**DATA RECORDS**:
********************

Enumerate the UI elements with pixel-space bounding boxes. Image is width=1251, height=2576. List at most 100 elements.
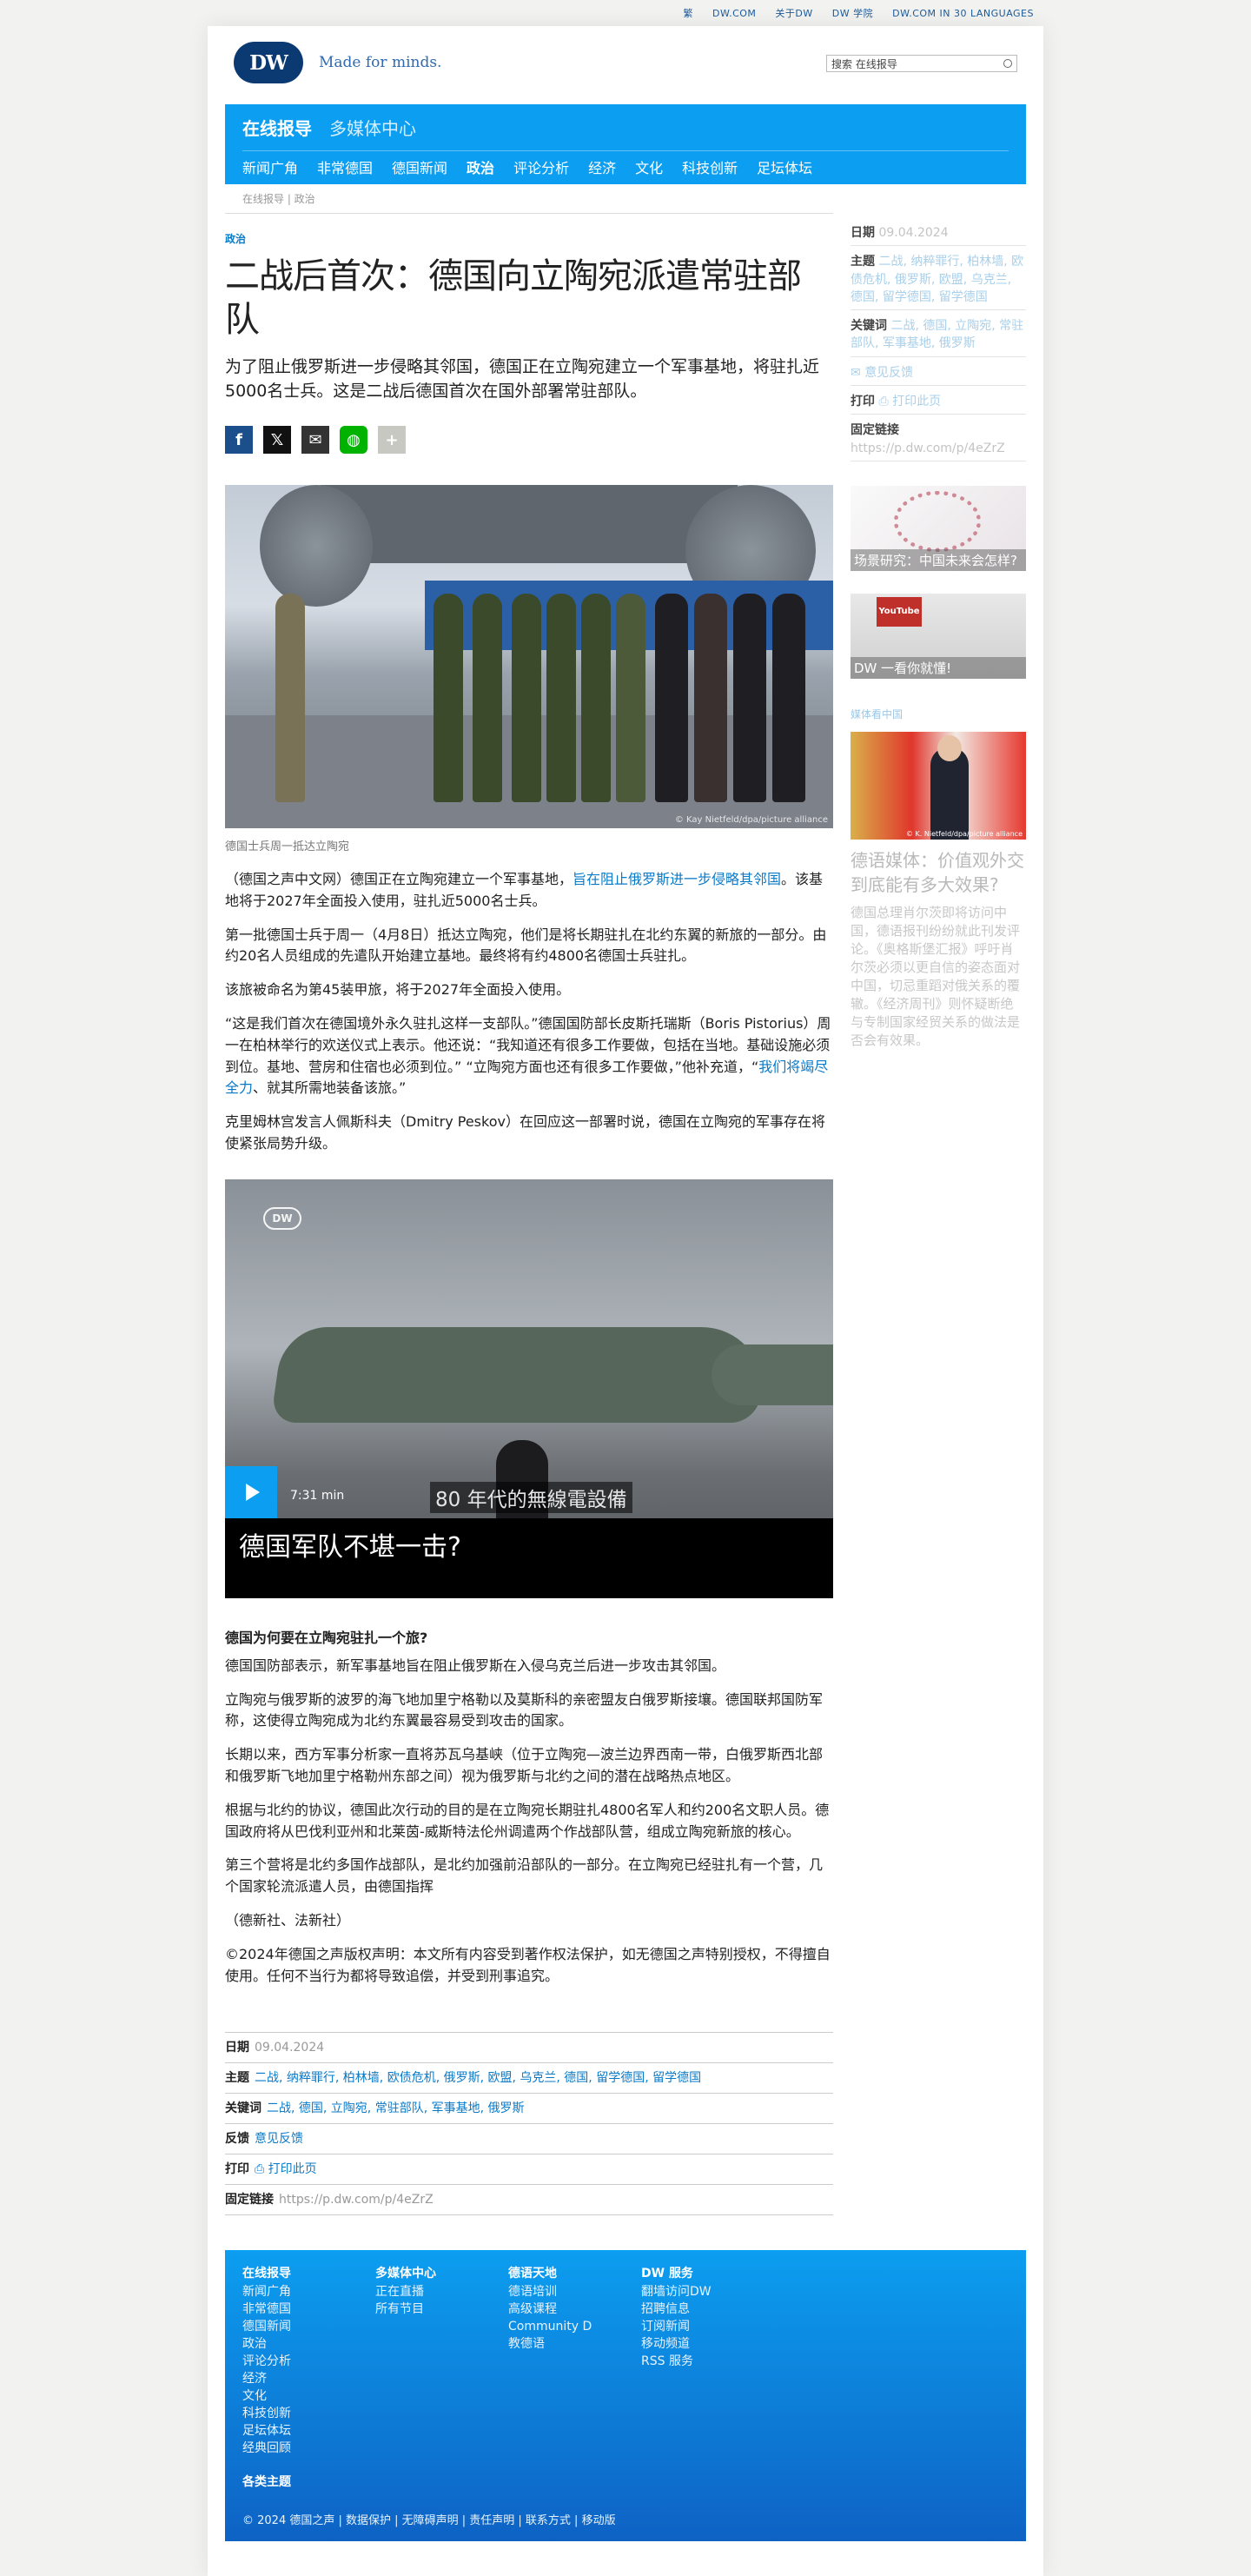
page-container: DW Made for minds. 搜索 在线报导 在线报导 多媒体中心 新闻… — [208, 26, 1043, 2576]
nav-item-sports[interactable]: 足坛体坛 — [757, 156, 812, 177]
footer-link[interactable]: 高级课程 — [508, 2300, 641, 2318]
x-share-icon[interactable]: 𝕏 — [263, 426, 291, 455]
teaser-dw-youtube[interactable]: YouTube DW 一看你就懂! — [851, 593, 1026, 679]
footer-link[interactable]: Community D — [508, 2318, 641, 2335]
aside-permalink[interactable]: https://p.dw.com/p/4eZrZ — [851, 440, 1026, 457]
aside-date-label: 日期 — [851, 226, 875, 240]
permalink[interactable]: https://p.dw.com/p/4eZrZ — [279, 2191, 434, 2209]
footer-link[interactable]: 科技创新 — [242, 2405, 375, 2422]
topbar-link-dwcom[interactable]: DW.COM — [712, 8, 756, 19]
aside-topics-label: 主题 — [851, 255, 875, 269]
footer-link[interactable]: 教德语 — [508, 2335, 641, 2353]
meta-topics-links[interactable]: 二战, 纳粹罪行, 柏林墙, 欧债危机, 俄罗斯, 欧盟, 乌克兰, 德国, 留… — [255, 2069, 701, 2088]
paragraph: 第一批德国士兵于周一（4月8日）抵达立陶宛，他们是将长期驻扎在北约东翼的新旅的一… — [225, 926, 827, 965]
footer-link[interactable]: 招聘信息 — [641, 2300, 774, 2318]
paragraph: （德新社、法新社） — [225, 1912, 351, 1929]
footer-link[interactable]: 正在直播 — [375, 2283, 508, 2300]
footer-link[interactable]: 新闻广角 — [242, 2283, 375, 2300]
footer-link[interactable]: RSS 服务 — [641, 2353, 774, 2370]
footer-link[interactable]: 所有节目 — [375, 2300, 508, 2318]
paragraph: 立陶宛与俄罗斯的波罗的海飞地加里宁格勒以及莫斯科的亲密盟友白俄罗斯接壤。德国联邦… — [225, 1690, 824, 1730]
footer-link[interactable]: 政治 — [242, 2335, 375, 2353]
footer-link[interactable]: 翻墙访问DW — [641, 2283, 774, 2300]
aside-feedback-link[interactable]: 意见反馈 — [864, 366, 913, 380]
footer-heading[interactable]: 在线报导 — [242, 2264, 375, 2281]
line-share-icon[interactable]: ◍ — [340, 426, 367, 455]
teaser-caption[interactable]: 场景研究：中国未来会怎样? — [851, 548, 1026, 571]
teaser-china-future[interactable]: 场景研究：中国未来会怎样? — [851, 485, 1026, 571]
search-icon[interactable] — [1003, 59, 1012, 68]
footer-heading[interactable]: 德语天地 — [508, 2264, 641, 2281]
footer-topics-link[interactable]: 各类主题 — [242, 2473, 1009, 2490]
teaser-caption[interactable]: DW 一看你就懂! — [851, 656, 1026, 679]
meta-date-label: 日期 — [225, 2041, 249, 2055]
article-kicker[interactable]: 政治 — [225, 231, 833, 246]
footer-column: DW 服务 翻墙访问DW 招聘信息 订阅新闻 移动频道 RSS 服务 — [641, 2264, 774, 2457]
footer-link[interactable]: 移动频道 — [641, 2335, 774, 2353]
paragraph: 克里姆林宫发言人佩斯科夫（Dmitry Peskov）在回应这一部署时说，德国在… — [225, 1113, 825, 1152]
breadcrumb[interactable]: 在线报导 | 政治 — [225, 184, 833, 214]
meta-permalink-label: 固定链接 — [225, 2193, 274, 2208]
nav-item-politics[interactable]: 政治 — [467, 156, 494, 177]
tab-online-reports[interactable]: 在线报导 — [242, 115, 312, 140]
feedback-icon[interactable]: ✉ — [851, 366, 864, 380]
meta-keywords-links[interactable]: 二战, 德国, 立陶宛, 常驻部队, 军事基地, 俄罗斯 — [267, 2100, 525, 2118]
topbar-link-about[interactable]: 关于DW — [775, 6, 812, 20]
nav-item-culture[interactable]: 文化 — [635, 156, 663, 177]
topbar-link-traditional[interactable]: 繁 — [684, 6, 694, 20]
footer-link[interactable]: 评论分析 — [242, 2353, 375, 2370]
footer-link[interactable]: 德国新闻 — [242, 2318, 375, 2335]
nav-item-germany[interactable]: 非常德国 — [317, 156, 373, 177]
feedback-link[interactable]: 意见反馈 — [255, 2130, 303, 2148]
aside-print-link[interactable]: 打印此页 — [892, 395, 941, 408]
footer-column: 多媒体中心 正在直播 所有节目 — [375, 2264, 508, 2457]
video-player[interactable]: DW 80 年代的無線電設備 7:31 min 德国军队不堪一击? — [225, 1178, 833, 1598]
footer-legal-links[interactable]: © 2024 德国之声 | 数据保护 | 无障碍声明 | 责任声明 | 联系方式… — [242, 2511, 1009, 2527]
article: 政治 二战后首次：德国向立陶宛派遣常驻部队 为了阻止俄罗斯进一步侵略其邻国，德国… — [225, 214, 833, 2216]
inline-link[interactable]: 旨在阻止俄罗斯进一步侵略其邻国 — [573, 871, 781, 887]
more-share-icon[interactable]: + — [378, 426, 406, 455]
footer-link[interactable]: 经典回顾 — [242, 2440, 375, 2457]
youtube-icon: YouTube — [877, 596, 922, 627]
print-icon[interactable]: ⎙ — [878, 395, 892, 408]
section-label[interactable]: 媒体看中国 — [851, 707, 1026, 721]
video-title[interactable]: 德国军队不堪一击? — [239, 1525, 461, 1564]
footer-heading[interactable]: DW 服务 — [641, 2264, 774, 2281]
story-title[interactable]: 德语媒体：价值观外交到底能有多大效果? — [851, 848, 1026, 897]
footer-link[interactable]: 德语培训 — [508, 2283, 641, 2300]
aside-permalink-label: 固定链接 — [851, 423, 899, 438]
aside-topics-links[interactable]: 二战, 纳粹罪行, 柏林墙, 欧债危机, 俄罗斯, 欧盟, 乌克兰, 德国, 留… — [851, 255, 1023, 304]
print-icon[interactable]: ⎙ — [255, 2161, 268, 2179]
dw-logo-mark[interactable]: DW — [234, 42, 303, 83]
topbar-link-languages[interactable]: DW.COM IN 30 LANGUAGES — [892, 8, 1034, 19]
footer-link[interactable]: 足坛体坛 — [242, 2422, 375, 2440]
nav-item-economy[interactable]: 经济 — [588, 156, 616, 177]
footer-link[interactable]: 订阅新闻 — [641, 2318, 774, 2335]
search-box[interactable]: 搜索 在线报导 — [826, 55, 1017, 72]
email-share-icon[interactable]: ✉ — [301, 426, 329, 455]
play-icon[interactable] — [225, 1465, 277, 1518]
image-credit: © Kay Nietfeld/dpa/picture alliance — [674, 815, 828, 826]
nav-item-german-news[interactable]: 德国新闻 — [392, 156, 447, 177]
dw-logo[interactable]: DW Made for minds. — [234, 42, 441, 83]
search-input[interactable]: 搜索 在线报导 — [831, 56, 897, 71]
article-meta: 日期 09.04.2024 主题 二战, 纳粹罪行, 柏林墙, 欧债危机, 俄罗斯,… — [225, 2032, 833, 2216]
paragraph: 根据与北约的协议，德国此次行动的目的是在立陶宛长期驻扎4800名军人和约200名… — [225, 1801, 830, 1840]
nav-item-news[interactable]: 新闻广角 — [242, 156, 298, 177]
footer-heading[interactable]: 多媒体中心 — [375, 2264, 508, 2281]
video-subtitle: 80 年代的無線電設備 — [430, 1481, 632, 1513]
footer-link[interactable]: 文化 — [242, 2387, 375, 2405]
facebook-share-icon[interactable]: f — [225, 426, 253, 455]
footer-link[interactable]: 非常德国 — [242, 2300, 375, 2318]
meta-keywords-label: 关键词 — [225, 2101, 261, 2116]
tab-multimedia[interactable]: 多媒体中心 — [329, 115, 416, 140]
footer-link[interactable]: 经济 — [242, 2370, 375, 2387]
teaser-image-scholz[interactable]: © K. Nietfeld/dpa/picture alliance — [851, 731, 1026, 840]
share-bar: f 𝕏 ✉ ◍ + — [225, 426, 833, 455]
main-navigation: 在线报导 多媒体中心 新闻广角 非常德国 德国新闻 政治 评论分析 经济 文化 … — [225, 104, 1026, 184]
paragraph: 德国国防部表示，新军事基地旨在阻止俄罗斯在入侵乌克兰后进一步攻击其邻国。 — [225, 1656, 726, 1674]
topbar-link-academy[interactable]: DW 学院 — [832, 6, 873, 20]
print-link[interactable]: 打印此页 — [268, 2161, 317, 2179]
nav-item-commentary[interactable]: 评论分析 — [513, 156, 569, 177]
nav-item-tech[interactable]: 科技创新 — [682, 156, 738, 177]
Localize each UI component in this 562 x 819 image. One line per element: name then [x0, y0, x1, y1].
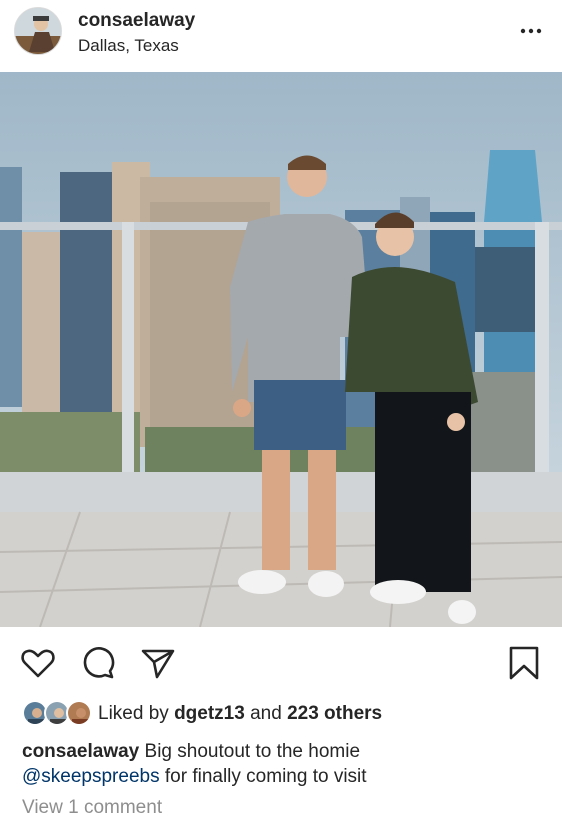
- caption-mention[interactable]: @skeepspreebs: [22, 766, 160, 787]
- bookmark-icon[interactable]: [506, 645, 542, 681]
- likes-and: and: [250, 703, 282, 724]
- likes-row[interactable]: Liked by dgetz13 and 223 others: [22, 700, 542, 728]
- comment-bubble-icon[interactable]: [80, 645, 116, 681]
- action-bar: [0, 627, 562, 695]
- likes-text: Liked by dgetz13 and 223 others: [98, 703, 382, 725]
- likes-prefix: Liked by: [98, 703, 169, 724]
- post-photo[interactable]: [0, 72, 562, 627]
- liker-avatar: [66, 700, 92, 726]
- post-location[interactable]: Dallas, Texas: [78, 36, 179, 56]
- view-comments-link[interactable]: View 1 comment: [22, 797, 162, 819]
- liker-username[interactable]: dgetz13: [174, 703, 245, 724]
- caption-username[interactable]: consaelaway: [22, 741, 139, 762]
- post-username[interactable]: consaelaway: [78, 10, 195, 32]
- caption-text: Big shoutout to the homie: [144, 741, 361, 762]
- post-photo-image: [0, 72, 562, 627]
- more-options-icon[interactable]: [520, 22, 542, 40]
- paper-plane-icon[interactable]: [140, 645, 176, 681]
- likes-others[interactable]: 223 others: [287, 703, 382, 724]
- avatar[interactable]: [14, 7, 62, 55]
- heart-icon[interactable]: [20, 645, 56, 681]
- caption: consaelaway Big shoutout to the homie @s…: [22, 739, 542, 789]
- post-header: consaelaway Dallas, Texas: [0, 0, 562, 72]
- caption-text-2: for finally coming to visit: [164, 766, 367, 787]
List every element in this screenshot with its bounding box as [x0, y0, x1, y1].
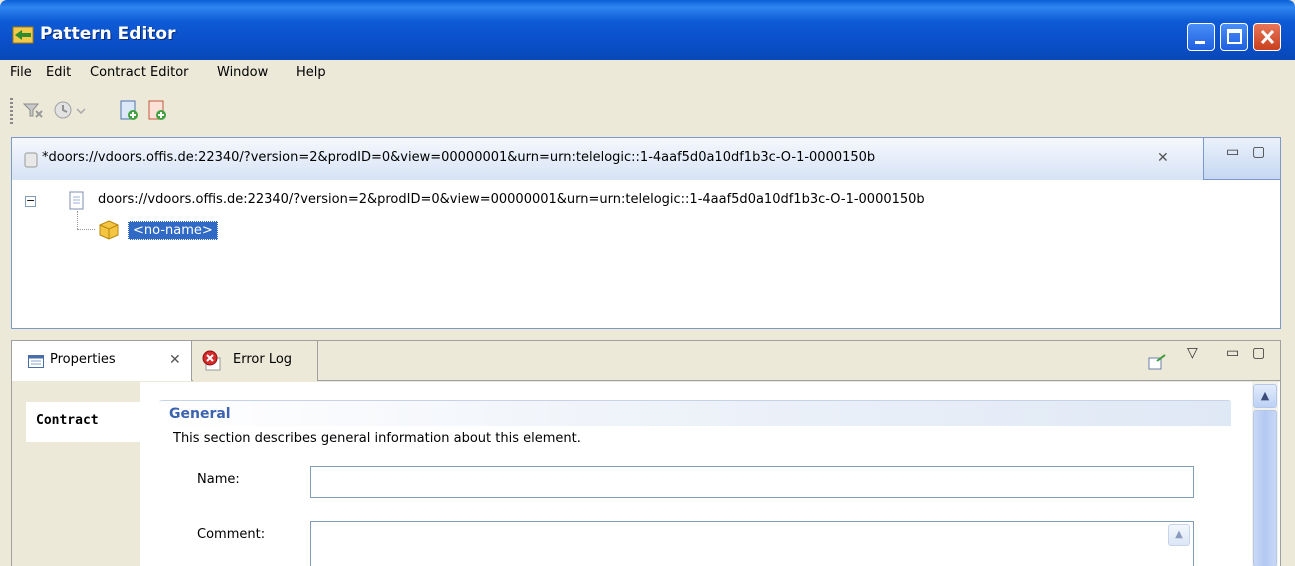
minimize-button[interactable] — [1187, 23, 1215, 51]
name-field[interactable] — [310, 466, 1194, 498]
properties-panel: Properties ✕ Error Log ▽ ▭ ▢ Contract Ge… — [11, 340, 1281, 566]
title-bar: Pattern Editor — [0, 0, 1295, 60]
editor-tab-close-icon[interactable]: ✕ — [1157, 150, 1169, 166]
properties-minimize-icon[interactable]: ▭ — [1226, 345, 1239, 361]
editor-tab-bar: *doors://vdoors.offis.de:22340/?version=… — [12, 138, 1280, 180]
scrollbar-thumb[interactable] — [1253, 410, 1277, 566]
menu-window[interactable]: Window — [217, 65, 268, 80]
menu-file[interactable]: File — [10, 65, 32, 80]
minimize-icon — [1195, 41, 1205, 44]
toolbar-grip[interactable] — [10, 98, 13, 124]
tree-root-label[interactable]: doors://vdoors.offis.de:22340/?version=2… — [98, 192, 925, 207]
filter-icon[interactable] — [22, 99, 44, 121]
close-button[interactable] — [1253, 23, 1281, 51]
comment-field[interactable] — [310, 521, 1194, 566]
package-icon — [99, 220, 119, 240]
menu-edit[interactable]: Edit — [46, 65, 71, 80]
properties-tab-bar: Properties ✕ Error Log ▽ ▭ ▢ — [12, 341, 1280, 381]
tab-error-log-label: Error Log — [233, 352, 293, 367]
menu-contract-editor[interactable]: Contract Editor — [90, 65, 189, 80]
properties-scrollbar[interactable]: ▲ — [1252, 382, 1278, 566]
error-log-icon — [202, 350, 221, 371]
tree-item-no-name[interactable]: <no-name> — [128, 221, 218, 240]
properties-icon — [28, 355, 44, 368]
properties-side-tabs: Contract — [12, 382, 142, 566]
editor-panel: *doors://vdoors.offis.de:22340/?version=… — [11, 137, 1281, 329]
properties-maximize-icon[interactable]: ▢ — [1252, 345, 1265, 361]
window-title: Pattern Editor — [40, 24, 176, 44]
properties-tab-close-icon[interactable]: ✕ — [169, 352, 181, 368]
side-tab-contract[interactable]: Contract — [26, 402, 142, 442]
view-menu-icon[interactable]: ▽ — [1187, 345, 1198, 361]
chevron-down-icon[interactable] — [74, 99, 88, 121]
pin-icon[interactable] — [1148, 353, 1168, 371]
editor-tab[interactable]: *doors://vdoors.offis.de:22340/?version=… — [12, 138, 1204, 180]
properties-body: Contract General This section describes … — [12, 382, 1280, 566]
section-header[interactable]: General — [159, 400, 1231, 426]
editor-tab-label: *doors://vdoors.offis.de:22340/?version=… — [42, 150, 876, 165]
scroll-up-icon[interactable]: ▲ — [1253, 384, 1277, 408]
section-title: General — [169, 406, 231, 422]
maximize-icon — [1227, 29, 1242, 44]
tree-connector — [77, 211, 78, 229]
editor-maximize-icon[interactable]: ▢ — [1252, 144, 1265, 160]
tab-properties[interactable]: Properties ✕ — [12, 341, 192, 381]
app-icon — [12, 26, 34, 44]
document-icon — [69, 191, 84, 210]
file-icon — [24, 152, 38, 168]
outline-tree: − doors://vdoors.offis.de:22340/?version… — [12, 181, 1280, 328]
tab-properties-label: Properties — [50, 352, 116, 367]
side-tab-contract-label: Contract — [36, 413, 99, 428]
history-icon[interactable] — [52, 99, 74, 121]
close-icon — [1260, 29, 1275, 45]
comment-label: Comment: — [197, 527, 266, 542]
general-section: General This section describes general i… — [159, 400, 1231, 566]
editor-minimize-icon[interactable]: ▭ — [1226, 144, 1239, 160]
section-description: This section describes general informati… — [173, 431, 581, 446]
name-label: Name: — [197, 472, 240, 487]
toolbar — [0, 90, 1295, 132]
tree-connector — [77, 229, 95, 230]
maximize-button[interactable] — [1220, 23, 1248, 51]
tab-error-log[interactable]: Error Log — [193, 341, 318, 381]
menu-help[interactable]: Help — [296, 65, 326, 80]
comment-scroll-up-icon[interactable]: ▲ — [1168, 524, 1190, 546]
tree-collapse-icon[interactable]: − — [25, 195, 36, 207]
new-document-icon[interactable] — [118, 99, 140, 121]
menu-bar: File Edit Contract Editor Window Help — [0, 60, 1295, 88]
add-document-icon[interactable] — [146, 99, 168, 121]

********************

**WRITTEN EXERCISE**: Please print the part of the items that opens with the line containing "page-container: DW Made" and closes with the line containing "teaser-dw-youtube[interactable]: YouTube DW", both included, exactly as those lines appear.

**WRITTEN RESPONSE**:
page-container: DW Made for minds. 搜索 在线报导 在线报导 多媒体中心 新闻… — [208, 26, 1043, 2576]
nav-item-sports[interactable]: 足坛体坛 — [757, 156, 812, 177]
footer-link[interactable]: 高级课程 — [508, 2300, 641, 2318]
x-share-icon[interactable]: 𝕏 — [263, 426, 291, 455]
teaser-dw-youtube[interactable]: YouTube DW 一看你就懂! — [851, 593, 1026, 679]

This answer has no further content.